• GIVEN REQUEST
Give only the number of lines in these records that contain the word "zwei".

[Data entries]
▼

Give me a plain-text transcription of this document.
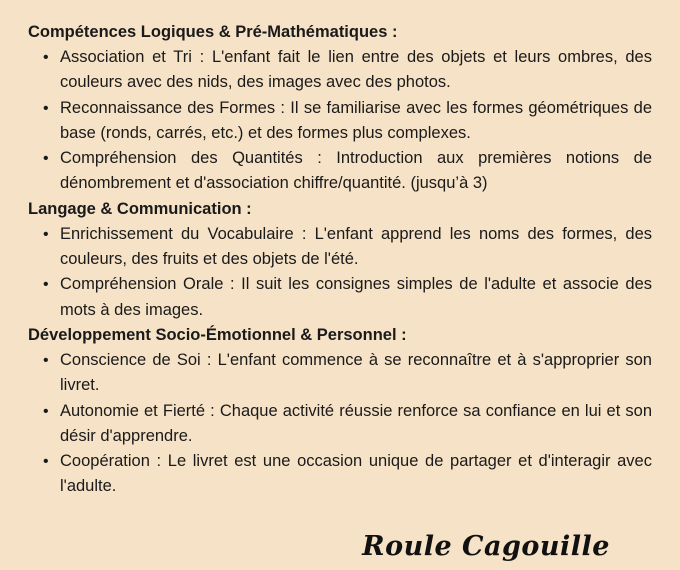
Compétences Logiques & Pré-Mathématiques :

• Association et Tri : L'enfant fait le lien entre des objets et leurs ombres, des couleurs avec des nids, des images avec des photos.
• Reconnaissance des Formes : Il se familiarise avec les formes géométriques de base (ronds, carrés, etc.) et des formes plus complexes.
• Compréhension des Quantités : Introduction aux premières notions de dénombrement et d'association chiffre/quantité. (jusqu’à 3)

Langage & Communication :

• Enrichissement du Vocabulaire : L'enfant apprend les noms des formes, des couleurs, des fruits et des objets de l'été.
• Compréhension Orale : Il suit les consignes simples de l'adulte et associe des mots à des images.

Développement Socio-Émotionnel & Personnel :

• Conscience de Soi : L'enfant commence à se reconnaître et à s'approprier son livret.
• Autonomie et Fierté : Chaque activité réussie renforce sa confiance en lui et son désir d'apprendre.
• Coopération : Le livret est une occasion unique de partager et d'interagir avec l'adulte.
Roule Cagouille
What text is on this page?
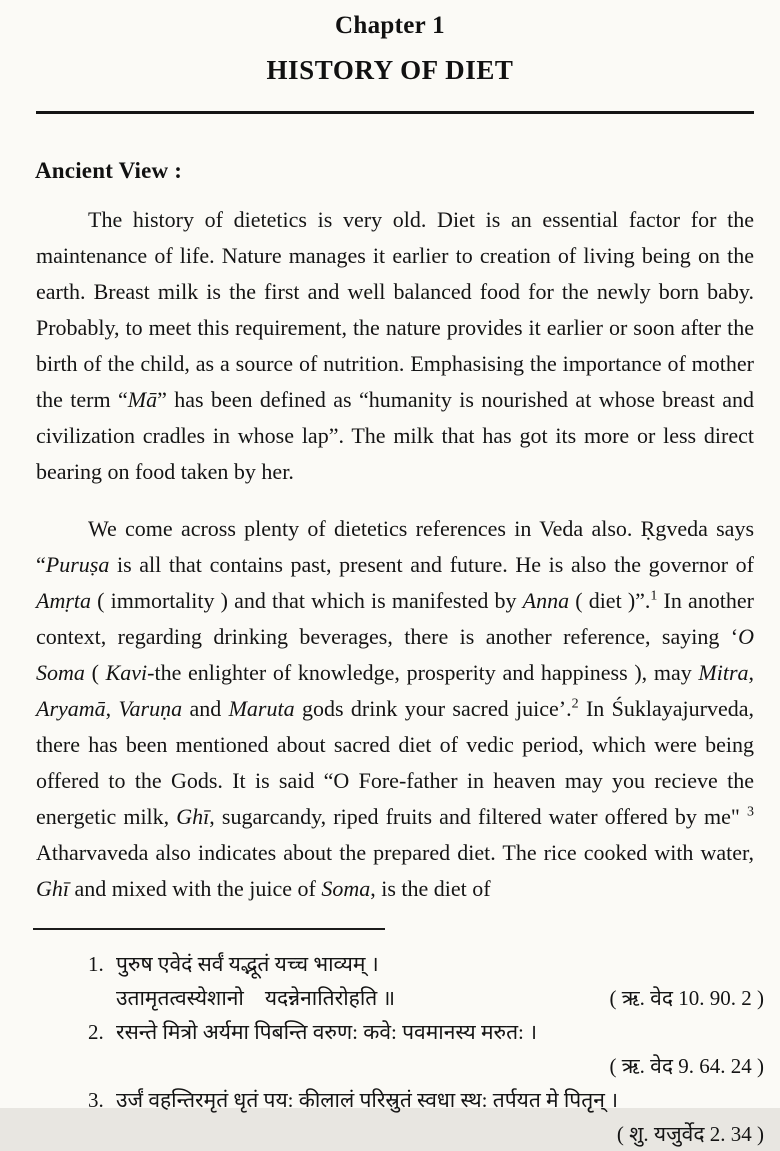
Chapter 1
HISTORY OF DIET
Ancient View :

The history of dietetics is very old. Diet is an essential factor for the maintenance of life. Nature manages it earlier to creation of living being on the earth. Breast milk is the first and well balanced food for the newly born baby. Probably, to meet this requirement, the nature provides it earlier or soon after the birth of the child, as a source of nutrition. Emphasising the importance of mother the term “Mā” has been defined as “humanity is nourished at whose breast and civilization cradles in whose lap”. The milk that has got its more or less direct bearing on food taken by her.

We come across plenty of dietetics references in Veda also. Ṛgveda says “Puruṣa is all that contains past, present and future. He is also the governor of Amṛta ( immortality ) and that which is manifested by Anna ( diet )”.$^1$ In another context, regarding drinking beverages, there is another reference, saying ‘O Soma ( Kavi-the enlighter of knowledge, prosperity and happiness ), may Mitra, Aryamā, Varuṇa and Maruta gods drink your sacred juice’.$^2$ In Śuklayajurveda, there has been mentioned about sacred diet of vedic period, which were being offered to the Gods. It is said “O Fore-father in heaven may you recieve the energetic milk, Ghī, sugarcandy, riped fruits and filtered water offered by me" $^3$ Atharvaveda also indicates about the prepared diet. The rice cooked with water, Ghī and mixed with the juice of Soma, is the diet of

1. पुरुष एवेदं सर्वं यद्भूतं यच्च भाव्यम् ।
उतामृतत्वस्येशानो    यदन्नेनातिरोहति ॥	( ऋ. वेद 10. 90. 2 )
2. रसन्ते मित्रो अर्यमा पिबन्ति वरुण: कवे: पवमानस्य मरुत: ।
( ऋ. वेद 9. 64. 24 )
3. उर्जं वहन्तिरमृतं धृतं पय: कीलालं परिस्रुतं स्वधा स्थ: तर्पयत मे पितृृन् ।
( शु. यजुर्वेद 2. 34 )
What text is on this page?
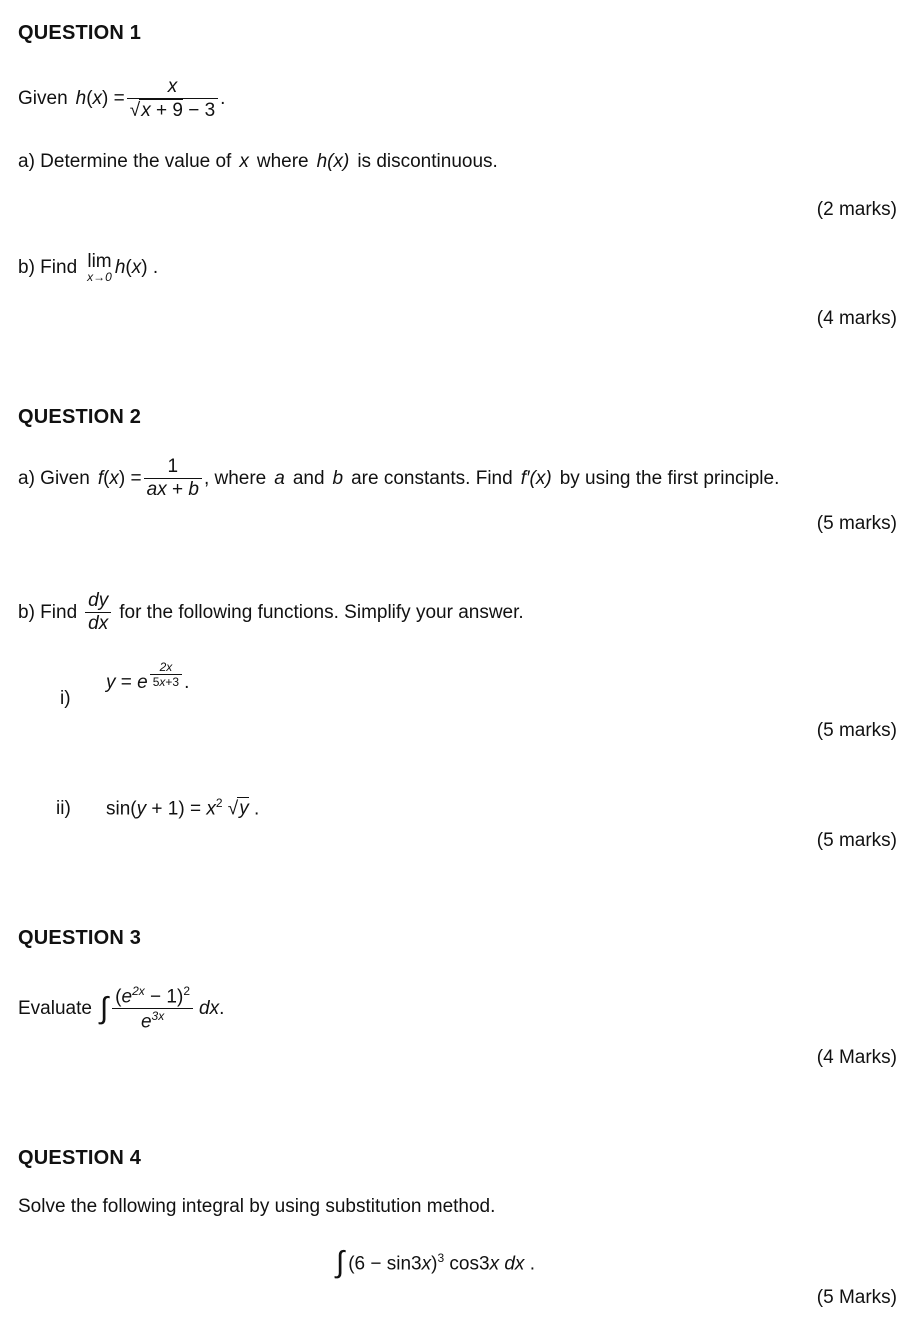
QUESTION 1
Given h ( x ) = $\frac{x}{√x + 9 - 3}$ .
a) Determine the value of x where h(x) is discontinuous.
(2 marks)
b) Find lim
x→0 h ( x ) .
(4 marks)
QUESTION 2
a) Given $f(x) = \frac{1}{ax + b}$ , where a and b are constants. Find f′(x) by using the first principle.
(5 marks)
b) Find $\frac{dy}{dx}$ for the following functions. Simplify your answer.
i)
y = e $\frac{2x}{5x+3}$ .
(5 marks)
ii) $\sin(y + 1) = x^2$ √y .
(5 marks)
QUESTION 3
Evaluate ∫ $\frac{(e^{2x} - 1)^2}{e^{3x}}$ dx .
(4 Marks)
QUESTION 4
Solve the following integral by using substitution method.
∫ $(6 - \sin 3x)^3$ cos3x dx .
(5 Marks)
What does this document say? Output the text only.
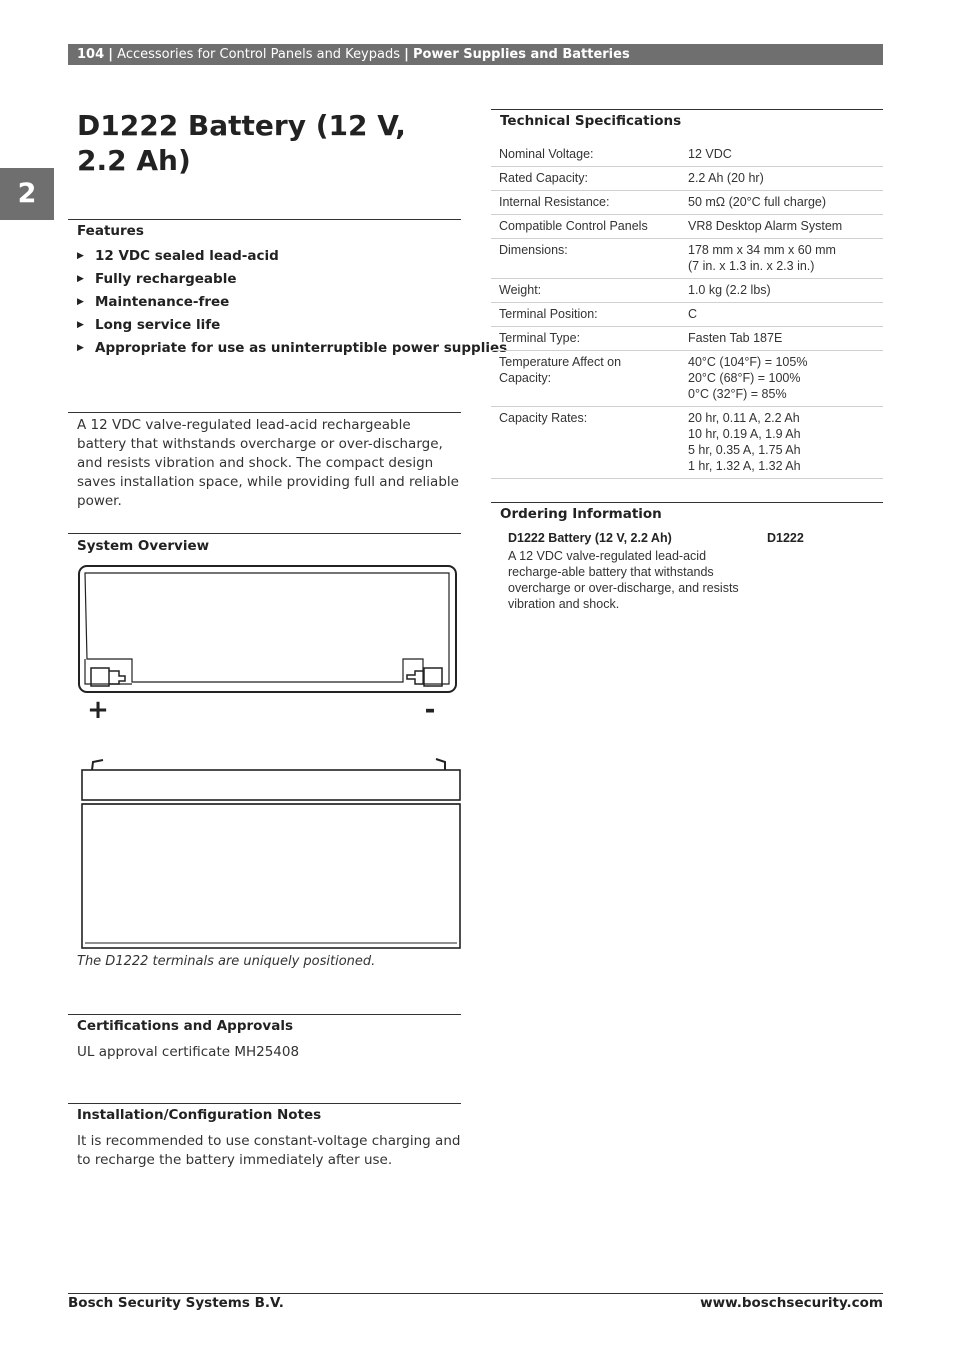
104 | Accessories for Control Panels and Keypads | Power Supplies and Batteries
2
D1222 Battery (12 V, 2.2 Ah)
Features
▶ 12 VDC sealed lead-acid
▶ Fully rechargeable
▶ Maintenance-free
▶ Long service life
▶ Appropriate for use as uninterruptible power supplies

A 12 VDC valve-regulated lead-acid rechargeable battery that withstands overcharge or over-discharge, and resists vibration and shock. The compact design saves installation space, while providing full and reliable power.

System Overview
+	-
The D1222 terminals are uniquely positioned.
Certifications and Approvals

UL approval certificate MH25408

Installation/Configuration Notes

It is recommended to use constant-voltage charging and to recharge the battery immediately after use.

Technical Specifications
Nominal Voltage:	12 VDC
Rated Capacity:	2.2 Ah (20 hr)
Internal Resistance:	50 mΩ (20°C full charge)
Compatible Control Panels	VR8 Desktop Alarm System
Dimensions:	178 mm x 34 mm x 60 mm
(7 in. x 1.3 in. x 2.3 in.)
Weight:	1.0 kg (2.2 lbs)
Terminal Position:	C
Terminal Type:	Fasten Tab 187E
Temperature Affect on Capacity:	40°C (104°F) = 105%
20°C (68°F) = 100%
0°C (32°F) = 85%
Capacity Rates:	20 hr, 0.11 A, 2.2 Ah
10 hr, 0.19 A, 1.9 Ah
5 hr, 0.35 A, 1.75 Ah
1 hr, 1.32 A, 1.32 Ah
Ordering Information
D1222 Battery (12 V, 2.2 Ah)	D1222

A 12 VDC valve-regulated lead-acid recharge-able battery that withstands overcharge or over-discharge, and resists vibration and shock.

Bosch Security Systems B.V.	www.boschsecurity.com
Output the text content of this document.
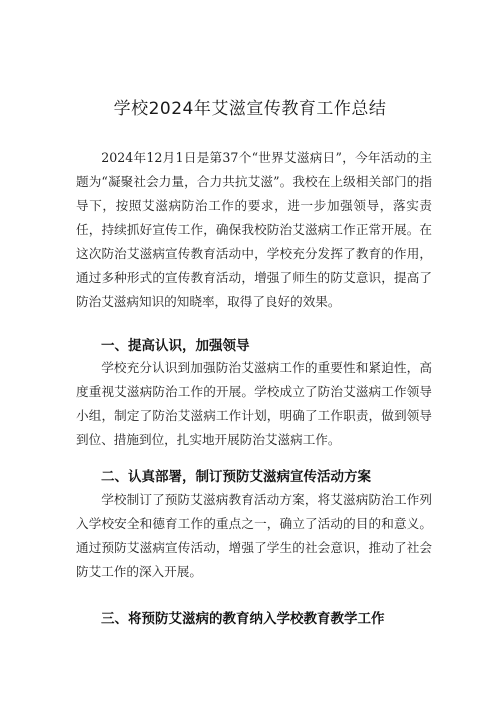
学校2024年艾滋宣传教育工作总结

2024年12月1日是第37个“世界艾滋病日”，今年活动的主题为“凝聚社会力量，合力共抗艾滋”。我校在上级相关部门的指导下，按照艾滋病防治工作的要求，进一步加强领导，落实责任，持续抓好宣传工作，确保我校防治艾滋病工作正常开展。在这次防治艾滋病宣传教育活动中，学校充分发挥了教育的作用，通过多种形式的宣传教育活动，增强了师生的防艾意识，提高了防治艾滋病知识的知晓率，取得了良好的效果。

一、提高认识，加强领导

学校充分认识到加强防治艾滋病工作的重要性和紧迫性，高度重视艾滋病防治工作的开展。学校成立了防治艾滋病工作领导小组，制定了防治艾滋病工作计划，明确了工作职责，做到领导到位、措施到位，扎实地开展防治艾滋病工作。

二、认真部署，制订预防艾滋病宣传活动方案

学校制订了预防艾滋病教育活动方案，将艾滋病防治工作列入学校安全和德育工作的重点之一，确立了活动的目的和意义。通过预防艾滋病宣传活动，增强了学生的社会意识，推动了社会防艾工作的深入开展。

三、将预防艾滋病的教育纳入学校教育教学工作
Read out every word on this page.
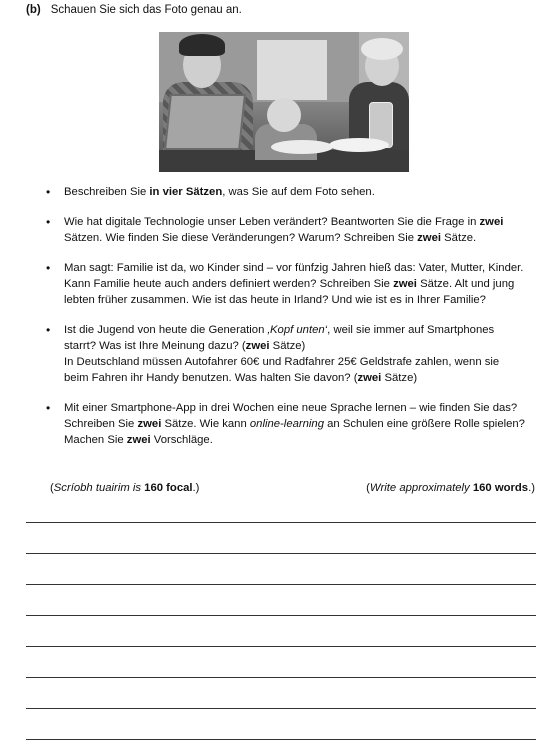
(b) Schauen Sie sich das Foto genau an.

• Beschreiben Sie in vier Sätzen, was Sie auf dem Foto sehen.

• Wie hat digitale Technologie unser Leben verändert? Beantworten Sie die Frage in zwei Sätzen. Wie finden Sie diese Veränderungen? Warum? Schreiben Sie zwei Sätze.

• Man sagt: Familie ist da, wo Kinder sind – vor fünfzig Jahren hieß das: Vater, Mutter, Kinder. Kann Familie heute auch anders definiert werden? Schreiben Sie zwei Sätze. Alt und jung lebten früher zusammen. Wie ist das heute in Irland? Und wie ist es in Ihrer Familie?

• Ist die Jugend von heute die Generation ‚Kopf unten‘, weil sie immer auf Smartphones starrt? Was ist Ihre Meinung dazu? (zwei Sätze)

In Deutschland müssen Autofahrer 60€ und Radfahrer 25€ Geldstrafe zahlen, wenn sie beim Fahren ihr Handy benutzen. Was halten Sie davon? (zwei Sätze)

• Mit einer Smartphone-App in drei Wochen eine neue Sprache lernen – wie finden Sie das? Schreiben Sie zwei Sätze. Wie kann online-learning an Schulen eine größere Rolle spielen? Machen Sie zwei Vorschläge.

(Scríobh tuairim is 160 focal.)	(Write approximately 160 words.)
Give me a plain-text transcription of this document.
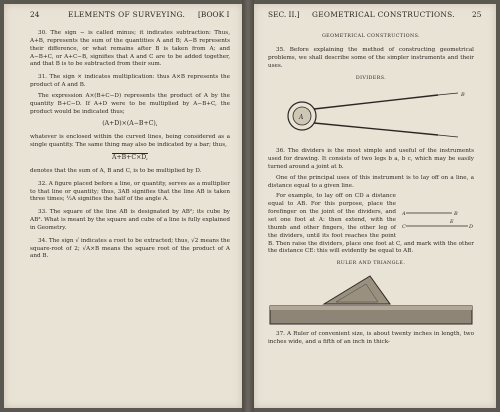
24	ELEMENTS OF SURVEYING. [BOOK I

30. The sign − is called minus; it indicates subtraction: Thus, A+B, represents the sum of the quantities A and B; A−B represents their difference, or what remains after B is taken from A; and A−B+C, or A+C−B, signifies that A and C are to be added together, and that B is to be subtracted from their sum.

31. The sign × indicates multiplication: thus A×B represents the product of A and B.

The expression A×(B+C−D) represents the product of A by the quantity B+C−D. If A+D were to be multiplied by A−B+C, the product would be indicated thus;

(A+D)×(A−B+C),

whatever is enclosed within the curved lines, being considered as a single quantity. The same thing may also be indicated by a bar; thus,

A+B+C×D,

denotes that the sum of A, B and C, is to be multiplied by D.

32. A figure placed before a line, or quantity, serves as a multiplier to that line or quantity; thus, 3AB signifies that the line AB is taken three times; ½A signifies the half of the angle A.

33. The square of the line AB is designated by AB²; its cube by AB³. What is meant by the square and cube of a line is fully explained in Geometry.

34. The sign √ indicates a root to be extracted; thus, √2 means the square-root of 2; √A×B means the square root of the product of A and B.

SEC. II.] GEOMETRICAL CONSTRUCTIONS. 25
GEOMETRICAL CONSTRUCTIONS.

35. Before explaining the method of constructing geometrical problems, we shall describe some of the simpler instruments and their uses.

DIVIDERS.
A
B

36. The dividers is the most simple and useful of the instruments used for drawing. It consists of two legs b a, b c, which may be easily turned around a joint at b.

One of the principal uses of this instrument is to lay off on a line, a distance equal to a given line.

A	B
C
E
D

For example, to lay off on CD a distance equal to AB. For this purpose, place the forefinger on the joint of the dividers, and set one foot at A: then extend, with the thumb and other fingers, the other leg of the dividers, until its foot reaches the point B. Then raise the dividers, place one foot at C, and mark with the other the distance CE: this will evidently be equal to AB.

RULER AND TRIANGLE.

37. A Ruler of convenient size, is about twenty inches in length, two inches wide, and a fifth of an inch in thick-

▲

• RESPONSE TO THIS TASK
5